Do not carry the pictures over; copy every other part of the entries exactly.

--- --- ---

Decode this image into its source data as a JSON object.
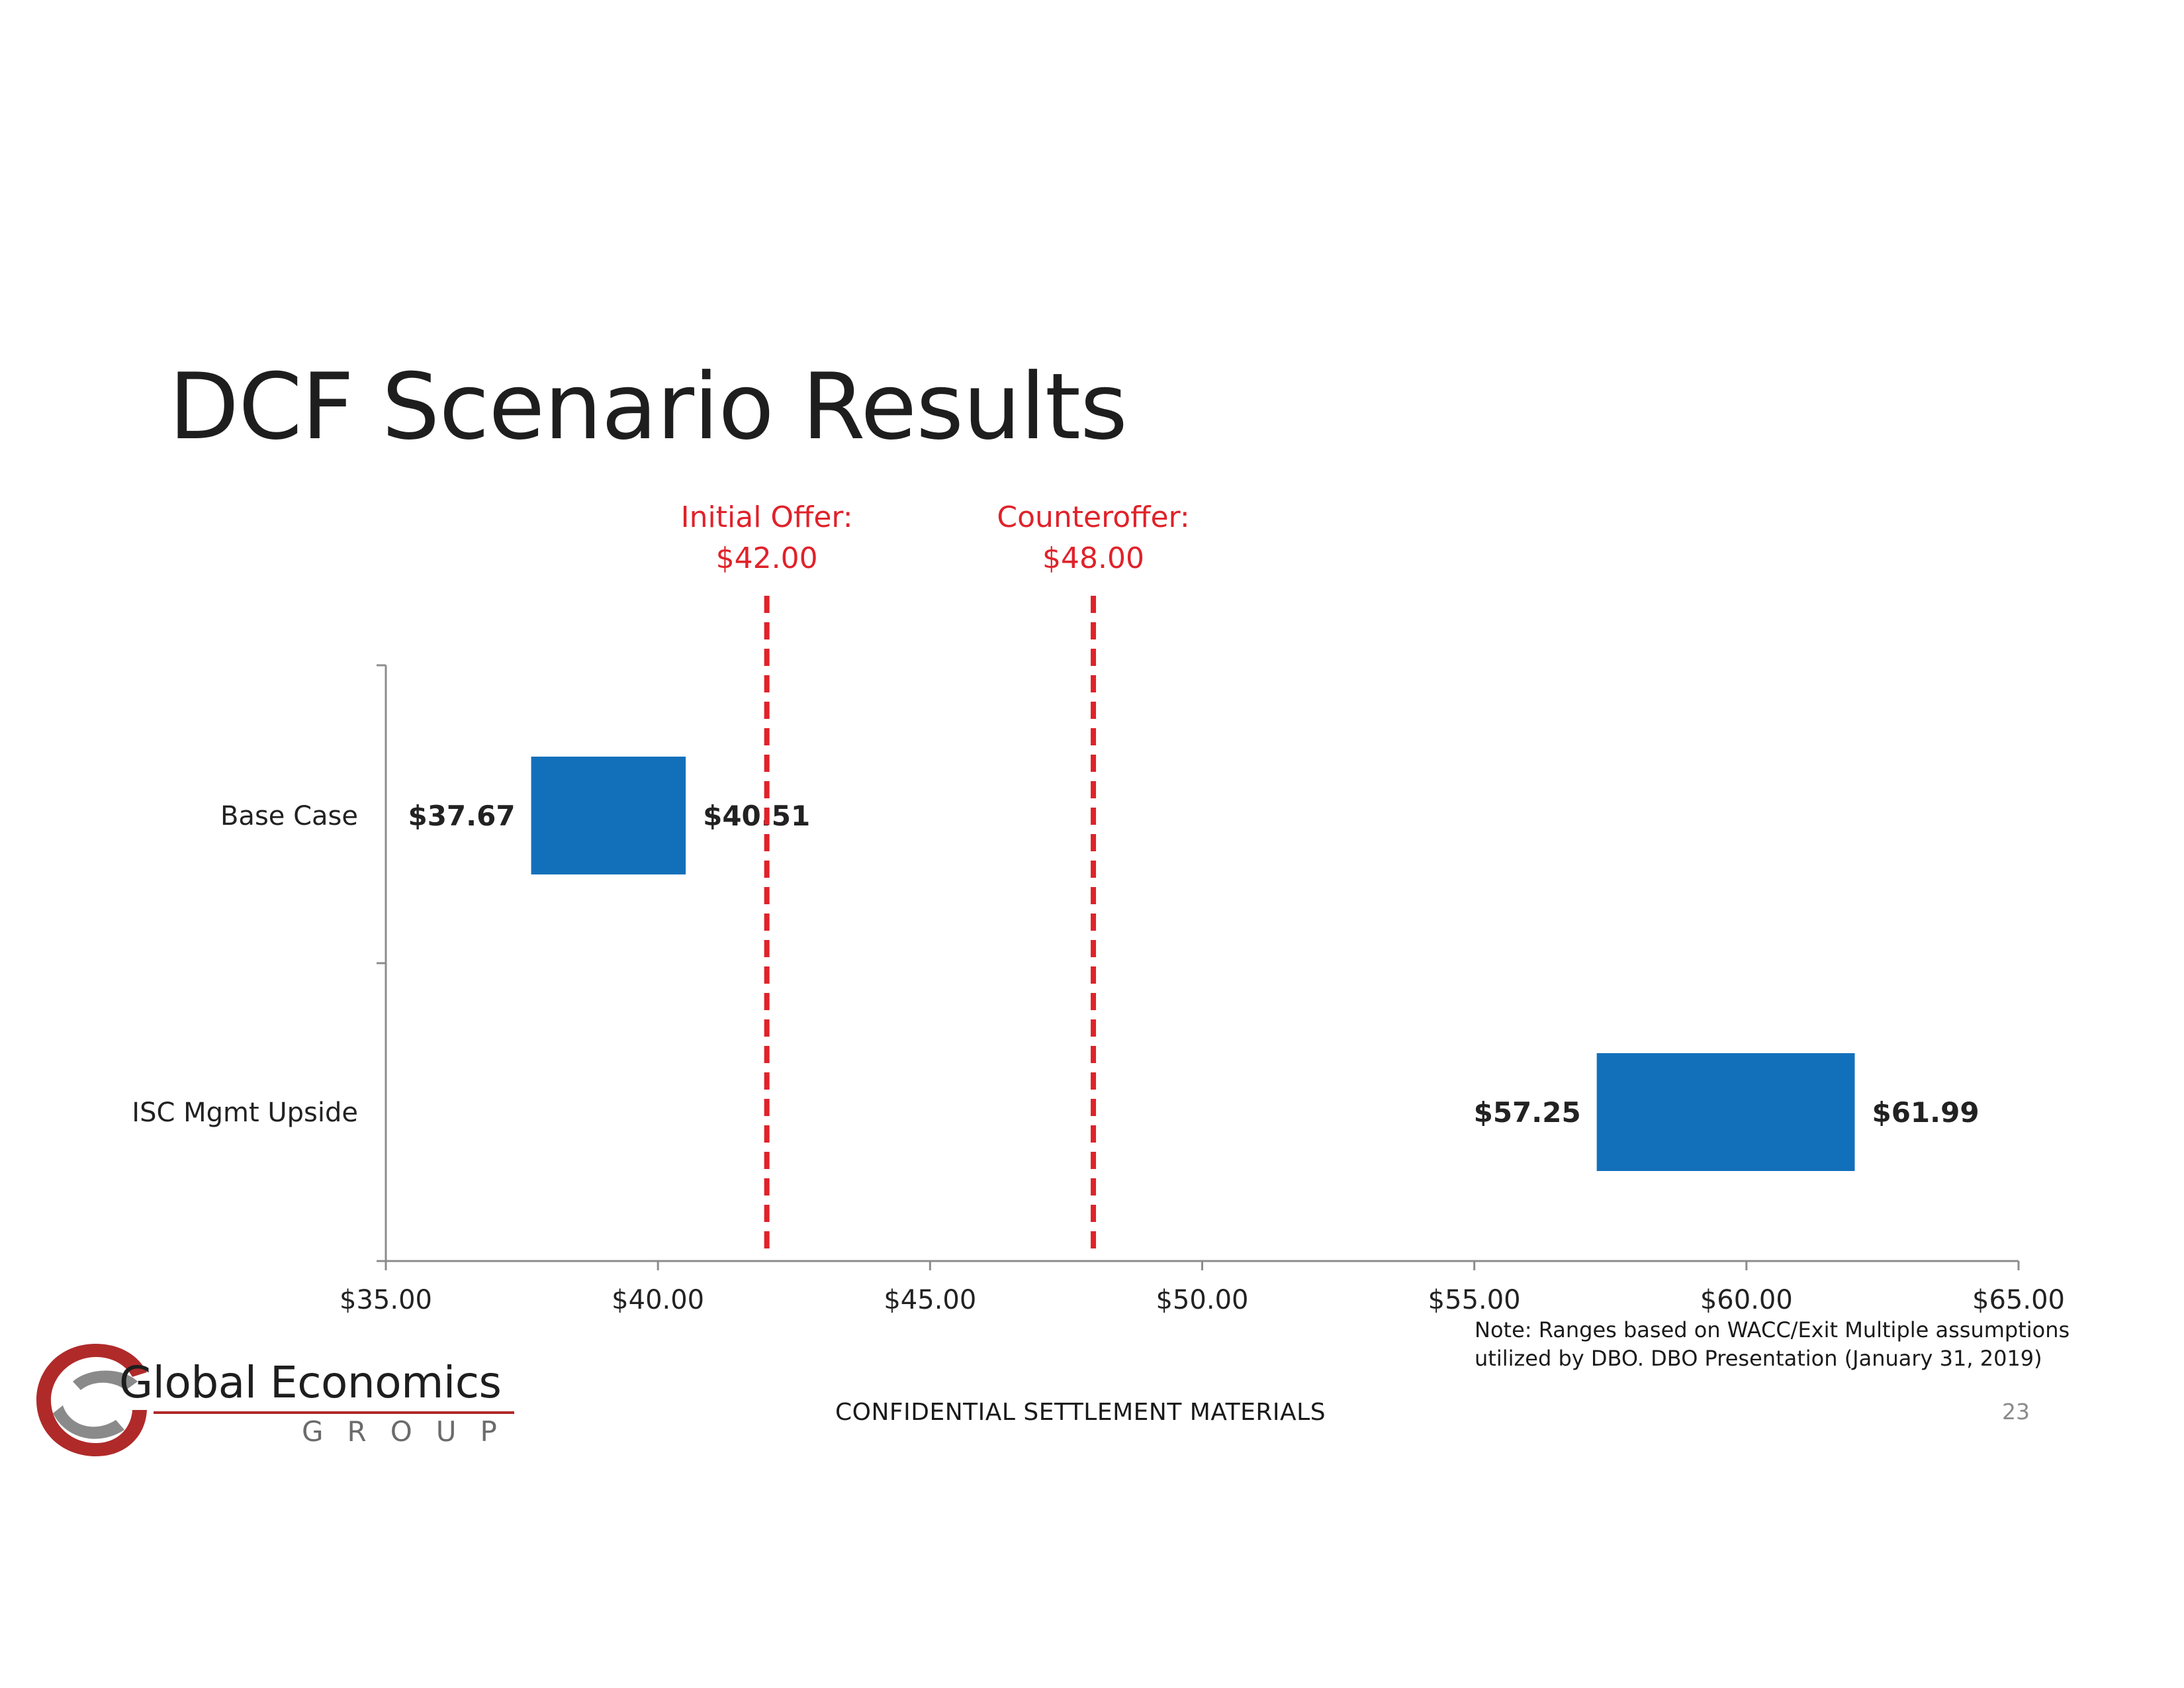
{
  "page": {
    "title": "DCF Scenario Results",
    "footer": "CONFIDENTIAL SETTLEMENT MATERIALS",
    "page_number": "23",
    "note_lines": [
      "Note: Ranges based on WACC/Exit Multiple assumptions",
      "utilized by DBO.  DBO Presentation (January 31, 2019)"
    ]
  },
  "logo": {
    "name": "Global Economics",
    "tagline": "GROUP",
    "colors": {
      "red": "#b02a2a",
      "gray": "#8a8a8a"
    }
  },
  "chart_data": {
    "type": "bar",
    "orientation": "horizontal-range",
    "categories": [
      "Base Case",
      "ISC Mgmt Upside"
    ],
    "ranges": [
      {
        "category": "Base Case",
        "low": 37.67,
        "high": 40.51,
        "low_label": "$37.67",
        "high_label": "$40.51"
      },
      {
        "category": "ISC Mgmt Upside",
        "low": 57.25,
        "high": 61.99,
        "low_label": "$57.25",
        "high_label": "$61.99"
      }
    ],
    "xlim": [
      35,
      65
    ],
    "x_ticks": [
      35,
      40,
      45,
      50,
      55,
      60,
      65
    ],
    "x_tick_labels": [
      "$35.00",
      "$40.00",
      "$45.00",
      "$50.00",
      "$55.00",
      "$60.00",
      "$65.00"
    ],
    "reference_lines": [
      {
        "value": 42.0,
        "label_line1": "Initial Offer:",
        "label_line2": "$42.00"
      },
      {
        "value": 48.0,
        "label_line1": "Counteroffer:",
        "label_line2": "$48.00"
      }
    ],
    "title": "",
    "xlabel": "",
    "ylabel": "",
    "grid": false,
    "colors": {
      "bar": "#1270bb",
      "reference": "#e0222a",
      "axis": "#8c8c8c",
      "text": "#222222"
    }
  }
}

--- --- ---

» **THE SOLUTION**
Decode this image into its source data as a JSON object.
{
  "page": {
    "title": "DCF Scenario Results",
    "footer": "CONFIDENTIAL SETTLEMENT MATERIALS",
    "page_number": "23",
    "note_lines": [
      "Note: Ranges based on WACC/Exit Multiple assumptions",
      "utilized by DBO.  DBO Presentation (January 31, 2019)"
    ]
  },
  "logo": {
    "name": "Global Economics",
    "tagline": "GROUP",
    "colors": {
      "red": "#b02a2a",
      "gray": "#8a8a8a"
    }
  },
  "chart_data": {
    "type": "bar",
    "orientation": "horizontal-range",
    "categories": [
      "Base Case",
      "ISC Mgmt Upside"
    ],
    "ranges": [
      {
        "category": "Base Case",
        "low": 37.67,
        "high": 40.51,
        "low_label": "$37.67",
        "high_label": "$40.51"
      },
      {
        "category": "ISC Mgmt Upside",
        "low": 57.25,
        "high": 61.99,
        "low_label": "$57.25",
        "high_label": "$61.99"
      }
    ],
    "xlim": [
      35,
      65
    ],
    "x_ticks": [
      35,
      40,
      45,
      50,
      55,
      60,
      65
    ],
    "x_tick_labels": [
      "$35.00",
      "$40.00",
      "$45.00",
      "$50.00",
      "$55.00",
      "$60.00",
      "$65.00"
    ],
    "reference_lines": [
      {
        "value": 42.0,
        "label_line1": "Initial Offer:",
        "label_line2": "$42.00"
      },
      {
        "value": 48.0,
        "label_line1": "Counteroffer:",
        "label_line2": "$48.00"
      }
    ],
    "title": "",
    "xlabel": "",
    "ylabel": "",
    "grid": false,
    "colors": {
      "bar": "#1270bb",
      "reference": "#e0222a",
      "axis": "#8c8c8c",
      "text": "#222222"
    }
  }
}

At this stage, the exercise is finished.